[Figure content listings]:
--- START ---

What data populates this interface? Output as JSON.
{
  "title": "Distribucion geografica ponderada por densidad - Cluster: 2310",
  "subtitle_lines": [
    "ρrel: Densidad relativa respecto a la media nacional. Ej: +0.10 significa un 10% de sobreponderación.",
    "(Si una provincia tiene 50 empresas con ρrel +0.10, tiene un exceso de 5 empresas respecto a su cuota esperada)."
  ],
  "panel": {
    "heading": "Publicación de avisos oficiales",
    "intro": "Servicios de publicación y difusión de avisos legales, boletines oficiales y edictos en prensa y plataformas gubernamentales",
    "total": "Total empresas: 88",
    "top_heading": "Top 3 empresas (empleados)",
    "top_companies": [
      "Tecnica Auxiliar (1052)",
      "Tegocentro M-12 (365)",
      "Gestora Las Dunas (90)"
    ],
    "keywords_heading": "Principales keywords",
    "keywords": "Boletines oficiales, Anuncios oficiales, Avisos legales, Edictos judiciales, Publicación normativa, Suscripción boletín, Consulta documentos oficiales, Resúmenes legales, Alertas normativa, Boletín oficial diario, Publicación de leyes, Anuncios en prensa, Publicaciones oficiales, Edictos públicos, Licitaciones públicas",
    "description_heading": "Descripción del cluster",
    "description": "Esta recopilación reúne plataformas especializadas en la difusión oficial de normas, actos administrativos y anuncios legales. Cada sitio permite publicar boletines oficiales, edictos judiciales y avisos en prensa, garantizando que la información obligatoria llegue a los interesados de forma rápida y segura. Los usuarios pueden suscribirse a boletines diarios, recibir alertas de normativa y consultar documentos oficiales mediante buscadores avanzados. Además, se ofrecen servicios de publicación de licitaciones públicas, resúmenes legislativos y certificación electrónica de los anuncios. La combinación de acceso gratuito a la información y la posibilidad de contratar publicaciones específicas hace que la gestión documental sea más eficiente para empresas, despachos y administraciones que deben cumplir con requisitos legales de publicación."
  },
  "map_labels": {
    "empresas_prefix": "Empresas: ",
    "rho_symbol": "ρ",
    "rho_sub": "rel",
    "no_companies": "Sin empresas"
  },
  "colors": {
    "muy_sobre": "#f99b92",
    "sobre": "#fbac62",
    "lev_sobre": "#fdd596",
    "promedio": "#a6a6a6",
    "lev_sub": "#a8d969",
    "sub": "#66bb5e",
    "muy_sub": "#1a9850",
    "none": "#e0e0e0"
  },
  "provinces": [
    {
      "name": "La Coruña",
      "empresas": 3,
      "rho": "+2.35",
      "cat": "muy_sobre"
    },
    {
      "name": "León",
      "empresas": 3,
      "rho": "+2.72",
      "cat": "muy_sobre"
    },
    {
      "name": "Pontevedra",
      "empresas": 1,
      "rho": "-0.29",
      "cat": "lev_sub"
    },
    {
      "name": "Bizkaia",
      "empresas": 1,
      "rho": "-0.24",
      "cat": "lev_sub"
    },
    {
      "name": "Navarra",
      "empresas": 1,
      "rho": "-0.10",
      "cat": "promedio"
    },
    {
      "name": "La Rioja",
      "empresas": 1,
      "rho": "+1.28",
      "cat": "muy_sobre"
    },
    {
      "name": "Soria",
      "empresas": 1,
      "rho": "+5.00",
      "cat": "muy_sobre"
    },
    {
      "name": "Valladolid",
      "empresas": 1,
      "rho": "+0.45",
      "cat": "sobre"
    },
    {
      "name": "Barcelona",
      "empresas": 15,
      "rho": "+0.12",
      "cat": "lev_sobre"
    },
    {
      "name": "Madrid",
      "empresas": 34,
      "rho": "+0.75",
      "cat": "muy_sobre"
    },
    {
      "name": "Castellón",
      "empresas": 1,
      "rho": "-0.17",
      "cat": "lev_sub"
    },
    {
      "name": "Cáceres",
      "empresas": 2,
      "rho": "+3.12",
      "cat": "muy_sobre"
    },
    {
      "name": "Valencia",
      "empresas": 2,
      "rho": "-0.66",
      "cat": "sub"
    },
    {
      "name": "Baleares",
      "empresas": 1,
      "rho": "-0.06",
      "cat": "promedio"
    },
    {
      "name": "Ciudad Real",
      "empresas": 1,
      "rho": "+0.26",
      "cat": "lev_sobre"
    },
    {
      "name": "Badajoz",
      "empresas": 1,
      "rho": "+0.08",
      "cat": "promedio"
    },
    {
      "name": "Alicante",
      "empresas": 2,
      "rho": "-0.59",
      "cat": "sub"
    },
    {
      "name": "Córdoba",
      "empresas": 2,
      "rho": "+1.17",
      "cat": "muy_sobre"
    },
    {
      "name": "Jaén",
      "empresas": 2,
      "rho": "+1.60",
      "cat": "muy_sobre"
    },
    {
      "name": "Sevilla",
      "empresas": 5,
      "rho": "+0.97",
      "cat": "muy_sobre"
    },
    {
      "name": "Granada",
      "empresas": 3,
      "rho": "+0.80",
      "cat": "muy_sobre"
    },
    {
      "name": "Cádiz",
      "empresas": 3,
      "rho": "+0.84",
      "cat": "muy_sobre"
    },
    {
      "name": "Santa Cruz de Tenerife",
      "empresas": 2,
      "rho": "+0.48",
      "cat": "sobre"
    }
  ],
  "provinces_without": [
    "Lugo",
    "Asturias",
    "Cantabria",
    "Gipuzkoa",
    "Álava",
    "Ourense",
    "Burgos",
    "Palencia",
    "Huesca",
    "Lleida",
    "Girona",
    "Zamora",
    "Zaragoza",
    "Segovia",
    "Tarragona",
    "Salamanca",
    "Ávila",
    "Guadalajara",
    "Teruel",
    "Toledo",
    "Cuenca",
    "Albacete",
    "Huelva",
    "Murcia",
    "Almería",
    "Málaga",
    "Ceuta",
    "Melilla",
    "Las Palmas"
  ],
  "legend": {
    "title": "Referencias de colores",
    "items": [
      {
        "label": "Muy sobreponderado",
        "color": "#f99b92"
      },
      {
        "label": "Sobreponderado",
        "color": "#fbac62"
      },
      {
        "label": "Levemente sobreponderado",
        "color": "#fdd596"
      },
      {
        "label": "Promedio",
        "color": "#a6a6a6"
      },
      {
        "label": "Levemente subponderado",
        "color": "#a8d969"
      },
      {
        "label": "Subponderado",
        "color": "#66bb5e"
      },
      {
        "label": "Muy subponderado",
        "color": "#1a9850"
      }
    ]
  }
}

--- END ---

[Task to complete]: Please reproduce all of the entries exactly as they stand.

[Final result]:
What data populates this interface? Output as JSON.
{
  "title": "Distribucion geografica ponderada por densidad - Cluster: 2310",
  "subtitle_lines": [
    "ρrel: Densidad relativa respecto a la media nacional. Ej: +0.10 significa un 10% de sobreponderación.",
    "(Si una provincia tiene 50 empresas con ρrel +0.10, tiene un exceso de 5 empresas respecto a su cuota esperada)."
  ],
  "panel": {
    "heading": "Publicación de avisos oficiales",
    "intro": "Servicios de publicación y difusión de avisos legales, boletines oficiales y edictos en prensa y plataformas gubernamentales",
    "total": "Total empresas: 88",
    "top_heading": "Top 3 empresas (empleados)",
    "top_companies": [
      "Tecnica Auxiliar (1052)",
      "Tegocentro M-12 (365)",
      "Gestora Las Dunas (90)"
    ],
    "keywords_heading": "Principales keywords",
    "keywords": "Boletines oficiales, Anuncios oficiales, Avisos legales, Edictos judiciales, Publicación normativa, Suscripción boletín, Consulta documentos oficiales, Resúmenes legales, Alertas normativa, Boletín oficial diario, Publicación de leyes, Anuncios en prensa, Publicaciones oficiales, Edictos públicos, Licitaciones públicas",
    "description_heading": "Descripción del cluster",
    "description": "Esta recopilación reúne plataformas especializadas en la difusión oficial de normas, actos administrativos y anuncios legales. Cada sitio permite publicar boletines oficiales, edictos judiciales y avisos en prensa, garantizando que la información obligatoria llegue a los interesados de forma rápida y segura. Los usuarios pueden suscribirse a boletines diarios, recibir alertas de normativa y consultar documentos oficiales mediante buscadores avanzados. Además, se ofrecen servicios de publicación de licitaciones públicas, resúmenes legislativos y certificación electrónica de los anuncios. La combinación de acceso gratuito a la información y la posibilidad de contratar publicaciones específicas hace que la gestión documental sea más eficiente para empresas, despachos y administraciones que deben cumplir con requisitos legales de publicación."
  },
  "map_labels": {
    "empresas_prefix": "Empresas: ",
    "rho_symbol": "ρ",
    "rho_sub": "rel",
    "no_companies": "Sin empresas"
  },
  "colors": {
    "muy_sobre": "#f99b92",
    "sobre": "#fbac62",
    "lev_sobre": "#fdd596",
    "promedio": "#a6a6a6",
    "lev_sub": "#a8d969",
    "sub": "#66bb5e",
    "muy_sub": "#1a9850",
    "none": "#e0e0e0"
  },
  "provinces": [
    {
      "name": "La Coruña",
      "empresas": 3,
      "rho": "+2.35",
      "cat": "muy_sobre"
    },
    {
      "name": "León",
      "empresas": 3,
      "rho": "+2.72",
      "cat": "muy_sobre"
    },
    {
      "name": "Pontevedra",
      "empresas": 1,
      "rho": "-0.29",
      "cat": "lev_sub"
    },
    {
      "name": "Bizkaia",
      "empresas": 1,
      "rho": "-0.24",
      "cat": "lev_sub"
    },
    {
      "name": "Navarra",
      "empresas": 1,
      "rho": "-0.10",
      "cat": "promedio"
    },
    {
      "name": "La Rioja",
      "empresas": 1,
      "rho": "+1.28",
      "cat": "muy_sobre"
    },
    {
      "name": "Soria",
      "empresas": 1,
      "rho": "+5.00",
      "cat": "muy_sobre"
    },
    {
      "name": "Valladolid",
      "empresas": 1,
      "rho": "+0.45",
      "cat": "sobre"
    },
    {
      "name": "Barcelona",
      "empresas": 15,
      "rho": "+0.12",
      "cat": "lev_sobre"
    },
    {
      "name": "Madrid",
      "empresas": 34,
      "rho": "+0.75",
      "cat": "muy_sobre"
    },
    {
      "name": "Castellón",
      "empresas": 1,
      "rho": "-0.17",
      "cat": "lev_sub"
    },
    {
      "name": "Cáceres",
      "empresas": 2,
      "rho": "+3.12",
      "cat": "muy_sobre"
    },
    {
      "name": "Valencia",
      "empresas": 2,
      "rho": "-0.66",
      "cat": "sub"
    },
    {
      "name": "Baleares",
      "empresas": 1,
      "rho": "-0.06",
      "cat": "promedio"
    },
    {
      "name": "Ciudad Real",
      "empresas": 1,
      "rho": "+0.26",
      "cat": "lev_sobre"
    },
    {
      "name": "Badajoz",
      "empresas": 1,
      "rho": "+0.08",
      "cat": "promedio"
    },
    {
      "name": "Alicante",
      "empresas": 2,
      "rho": "-0.59",
      "cat": "sub"
    },
    {
      "name": "Córdoba",
      "empresas": 2,
      "rho": "+1.17",
      "cat": "muy_sobre"
    },
    {
      "name": "Jaén",
      "empresas": 2,
      "rho": "+1.60",
      "cat": "muy_sobre"
    },
    {
      "name": "Sevilla",
      "empresas": 5,
      "rho": "+0.97",
      "cat": "muy_sobre"
    },
    {
      "name": "Granada",
      "empresas": 3,
      "rho": "+0.80",
      "cat": "muy_sobre"
    },
    {
      "name": "Cádiz",
      "empresas": 3,
      "rho": "+0.84",
      "cat": "muy_sobre"
    },
    {
      "name": "Santa Cruz de Tenerife",
      "empresas": 2,
      "rho": "+0.48",
      "cat": "sobre"
    }
  ],
  "provinces_without": [
    "Lugo",
    "Asturias",
    "Cantabria",
    "Gipuzkoa",
    "Álava",
    "Ourense",
    "Burgos",
    "Palencia",
    "Huesca",
    "Lleida",
    "Girona",
    "Zamora",
    "Zaragoza",
    "Segovia",
    "Tarragona",
    "Salamanca",
    "Ávila",
    "Guadalajara",
    "Teruel",
    "Toledo",
    "Cuenca",
    "Albacete",
    "Huelva",
    "Murcia",
    "Almería",
    "Málaga",
    "Ceuta",
    "Melilla",
    "Las Palmas"
  ],
  "legend": {
    "title": "Referencias de colores",
    "items": [
      {
        "label": "Muy sobreponderado",
        "color": "#f99b92"
      },
      {
        "label": "Sobreponderado",
        "color": "#fbac62"
      },
      {
        "label": "Levemente sobreponderado",
        "color": "#fdd596"
      },
      {
        "label": "Promedio",
        "color": "#a6a6a6"
      },
      {
        "label": "Levemente subponderado",
        "color": "#a8d969"
      },
      {
        "label": "Subponderado",
        "color": "#66bb5e"
      },
      {
        "label": "Muy subponderado",
        "color": "#1a9850"
      }
    ]
  }
}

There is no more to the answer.